**TASK INPUT:**
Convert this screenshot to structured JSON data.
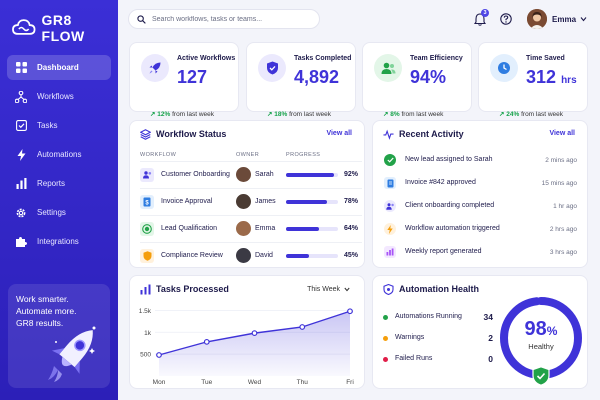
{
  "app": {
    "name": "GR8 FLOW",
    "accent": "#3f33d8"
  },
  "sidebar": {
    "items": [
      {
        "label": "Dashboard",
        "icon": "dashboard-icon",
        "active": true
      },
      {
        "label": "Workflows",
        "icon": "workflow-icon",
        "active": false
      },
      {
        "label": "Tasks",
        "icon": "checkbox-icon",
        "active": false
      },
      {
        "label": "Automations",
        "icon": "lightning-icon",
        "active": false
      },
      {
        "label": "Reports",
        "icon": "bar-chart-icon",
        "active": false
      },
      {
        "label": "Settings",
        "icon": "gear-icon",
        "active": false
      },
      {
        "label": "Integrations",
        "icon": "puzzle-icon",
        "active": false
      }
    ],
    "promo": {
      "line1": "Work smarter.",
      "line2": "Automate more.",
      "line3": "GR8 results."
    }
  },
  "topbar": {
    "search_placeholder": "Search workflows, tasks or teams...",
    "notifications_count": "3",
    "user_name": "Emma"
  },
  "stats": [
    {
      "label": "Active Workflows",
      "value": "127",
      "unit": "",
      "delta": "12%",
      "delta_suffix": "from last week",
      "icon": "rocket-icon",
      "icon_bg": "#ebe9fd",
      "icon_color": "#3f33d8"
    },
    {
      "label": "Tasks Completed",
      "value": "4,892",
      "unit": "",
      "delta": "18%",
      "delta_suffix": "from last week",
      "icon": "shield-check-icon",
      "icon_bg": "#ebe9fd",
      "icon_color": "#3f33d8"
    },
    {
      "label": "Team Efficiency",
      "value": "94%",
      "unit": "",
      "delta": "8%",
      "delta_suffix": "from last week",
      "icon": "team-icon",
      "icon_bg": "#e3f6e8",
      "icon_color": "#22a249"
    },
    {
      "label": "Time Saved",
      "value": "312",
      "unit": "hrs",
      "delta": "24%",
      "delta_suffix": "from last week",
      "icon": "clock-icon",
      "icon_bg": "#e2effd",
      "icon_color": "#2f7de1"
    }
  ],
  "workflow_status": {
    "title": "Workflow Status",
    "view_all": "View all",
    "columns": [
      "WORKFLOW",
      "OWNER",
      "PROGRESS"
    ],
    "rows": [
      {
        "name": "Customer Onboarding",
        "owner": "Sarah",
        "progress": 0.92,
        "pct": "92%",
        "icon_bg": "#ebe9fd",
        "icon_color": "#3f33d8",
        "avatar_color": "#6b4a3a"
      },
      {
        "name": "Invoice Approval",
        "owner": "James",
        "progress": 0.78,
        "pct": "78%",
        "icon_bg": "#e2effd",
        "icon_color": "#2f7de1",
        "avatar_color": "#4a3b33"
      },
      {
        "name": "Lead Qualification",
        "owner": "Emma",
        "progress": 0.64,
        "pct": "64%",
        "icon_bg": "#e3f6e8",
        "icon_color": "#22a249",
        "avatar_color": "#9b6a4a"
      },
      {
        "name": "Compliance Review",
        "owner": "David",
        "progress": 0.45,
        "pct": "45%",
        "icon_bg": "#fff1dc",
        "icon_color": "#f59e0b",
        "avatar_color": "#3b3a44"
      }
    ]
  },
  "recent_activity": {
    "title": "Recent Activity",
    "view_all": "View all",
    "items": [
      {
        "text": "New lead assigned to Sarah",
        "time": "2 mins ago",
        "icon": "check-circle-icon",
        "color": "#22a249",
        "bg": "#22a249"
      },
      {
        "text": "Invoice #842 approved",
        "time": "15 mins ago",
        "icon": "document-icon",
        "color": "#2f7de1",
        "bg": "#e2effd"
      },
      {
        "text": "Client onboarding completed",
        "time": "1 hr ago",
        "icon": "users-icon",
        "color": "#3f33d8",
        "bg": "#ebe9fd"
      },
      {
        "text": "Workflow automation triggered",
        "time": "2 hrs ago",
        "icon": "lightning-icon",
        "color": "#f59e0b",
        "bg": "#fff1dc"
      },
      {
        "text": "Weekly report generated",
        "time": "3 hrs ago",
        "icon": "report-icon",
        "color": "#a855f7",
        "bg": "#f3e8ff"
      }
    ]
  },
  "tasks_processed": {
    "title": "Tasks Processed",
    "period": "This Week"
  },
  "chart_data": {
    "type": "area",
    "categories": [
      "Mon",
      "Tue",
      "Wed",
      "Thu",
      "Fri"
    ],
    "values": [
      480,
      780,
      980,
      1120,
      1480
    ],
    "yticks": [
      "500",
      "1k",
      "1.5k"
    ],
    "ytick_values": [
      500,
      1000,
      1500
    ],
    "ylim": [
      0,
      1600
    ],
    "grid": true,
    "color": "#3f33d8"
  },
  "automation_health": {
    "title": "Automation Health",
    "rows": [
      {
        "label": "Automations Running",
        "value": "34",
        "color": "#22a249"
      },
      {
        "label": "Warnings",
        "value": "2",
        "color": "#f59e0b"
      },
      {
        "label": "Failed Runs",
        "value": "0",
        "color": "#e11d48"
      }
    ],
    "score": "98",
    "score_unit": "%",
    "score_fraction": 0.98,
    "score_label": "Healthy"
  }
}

**REQUIRED TASK:** Print the entries above exactly, taking out only the pictures.

**SOLVED PROBLEM:**
Convert this screenshot to structured JSON data.
{
  "app": {
    "name": "GR8 FLOW",
    "accent": "#3f33d8"
  },
  "sidebar": {
    "items": [
      {
        "label": "Dashboard",
        "icon": "dashboard-icon",
        "active": true
      },
      {
        "label": "Workflows",
        "icon": "workflow-icon",
        "active": false
      },
      {
        "label": "Tasks",
        "icon": "checkbox-icon",
        "active": false
      },
      {
        "label": "Automations",
        "icon": "lightning-icon",
        "active": false
      },
      {
        "label": "Reports",
        "icon": "bar-chart-icon",
        "active": false
      },
      {
        "label": "Settings",
        "icon": "gear-icon",
        "active": false
      },
      {
        "label": "Integrations",
        "icon": "puzzle-icon",
        "active": false
      }
    ],
    "promo": {
      "line1": "Work smarter.",
      "line2": "Automate more.",
      "line3": "GR8 results."
    }
  },
  "topbar": {
    "search_placeholder": "Search workflows, tasks or teams...",
    "notifications_count": "3",
    "user_name": "Emma"
  },
  "stats": [
    {
      "label": "Active Workflows",
      "value": "127",
      "unit": "",
      "delta": "12%",
      "delta_suffix": "from last week",
      "icon": "rocket-icon",
      "icon_bg": "#ebe9fd",
      "icon_color": "#3f33d8"
    },
    {
      "label": "Tasks Completed",
      "value": "4,892",
      "unit": "",
      "delta": "18%",
      "delta_suffix": "from last week",
      "icon": "shield-check-icon",
      "icon_bg": "#ebe9fd",
      "icon_color": "#3f33d8"
    },
    {
      "label": "Team Efficiency",
      "value": "94%",
      "unit": "",
      "delta": "8%",
      "delta_suffix": "from last week",
      "icon": "team-icon",
      "icon_bg": "#e3f6e8",
      "icon_color": "#22a249"
    },
    {
      "label": "Time Saved",
      "value": "312",
      "unit": "hrs",
      "delta": "24%",
      "delta_suffix": "from last week",
      "icon": "clock-icon",
      "icon_bg": "#e2effd",
      "icon_color": "#2f7de1"
    }
  ],
  "workflow_status": {
    "title": "Workflow Status",
    "view_all": "View all",
    "columns": [
      "WORKFLOW",
      "OWNER",
      "PROGRESS"
    ],
    "rows": [
      {
        "name": "Customer Onboarding",
        "owner": "Sarah",
        "progress": 0.92,
        "pct": "92%",
        "icon_bg": "#ebe9fd",
        "icon_color": "#3f33d8",
        "avatar_color": "#6b4a3a"
      },
      {
        "name": "Invoice Approval",
        "owner": "James",
        "progress": 0.78,
        "pct": "78%",
        "icon_bg": "#e2effd",
        "icon_color": "#2f7de1",
        "avatar_color": "#4a3b33"
      },
      {
        "name": "Lead Qualification",
        "owner": "Emma",
        "progress": 0.64,
        "pct": "64%",
        "icon_bg": "#e3f6e8",
        "icon_color": "#22a249",
        "avatar_color": "#9b6a4a"
      },
      {
        "name": "Compliance Review",
        "owner": "David",
        "progress": 0.45,
        "pct": "45%",
        "icon_bg": "#fff1dc",
        "icon_color": "#f59e0b",
        "avatar_color": "#3b3a44"
      }
    ]
  },
  "recent_activity": {
    "title": "Recent Activity",
    "view_all": "View all",
    "items": [
      {
        "text": "New lead assigned to Sarah",
        "time": "2 mins ago",
        "icon": "check-circle-icon",
        "color": "#22a249",
        "bg": "#22a249"
      },
      {
        "text": "Invoice #842 approved",
        "time": "15 mins ago",
        "icon": "document-icon",
        "color": "#2f7de1",
        "bg": "#e2effd"
      },
      {
        "text": "Client onboarding completed",
        "time": "1 hr ago",
        "icon": "users-icon",
        "color": "#3f33d8",
        "bg": "#ebe9fd"
      },
      {
        "text": "Workflow automation triggered",
        "time": "2 hrs ago",
        "icon": "lightning-icon",
        "color": "#f59e0b",
        "bg": "#fff1dc"
      },
      {
        "text": "Weekly report generated",
        "time": "3 hrs ago",
        "icon": "report-icon",
        "color": "#a855f7",
        "bg": "#f3e8ff"
      }
    ]
  },
  "tasks_processed": {
    "title": "Tasks Processed",
    "period": "This Week"
  },
  "chart_data": {
    "type": "area",
    "categories": [
      "Mon",
      "Tue",
      "Wed",
      "Thu",
      "Fri"
    ],
    "values": [
      480,
      780,
      980,
      1120,
      1480
    ],
    "yticks": [
      "500",
      "1k",
      "1.5k"
    ],
    "ytick_values": [
      500,
      1000,
      1500
    ],
    "ylim": [
      0,
      1600
    ],
    "grid": true,
    "color": "#3f33d8"
  },
  "automation_health": {
    "title": "Automation Health",
    "rows": [
      {
        "label": "Automations Running",
        "value": "34",
        "color": "#22a249"
      },
      {
        "label": "Warnings",
        "value": "2",
        "color": "#f59e0b"
      },
      {
        "label": "Failed Runs",
        "value": "0",
        "color": "#e11d48"
      }
    ],
    "score": "98",
    "score_unit": "%",
    "score_fraction": 0.98,
    "score_label": "Healthy"
  }
}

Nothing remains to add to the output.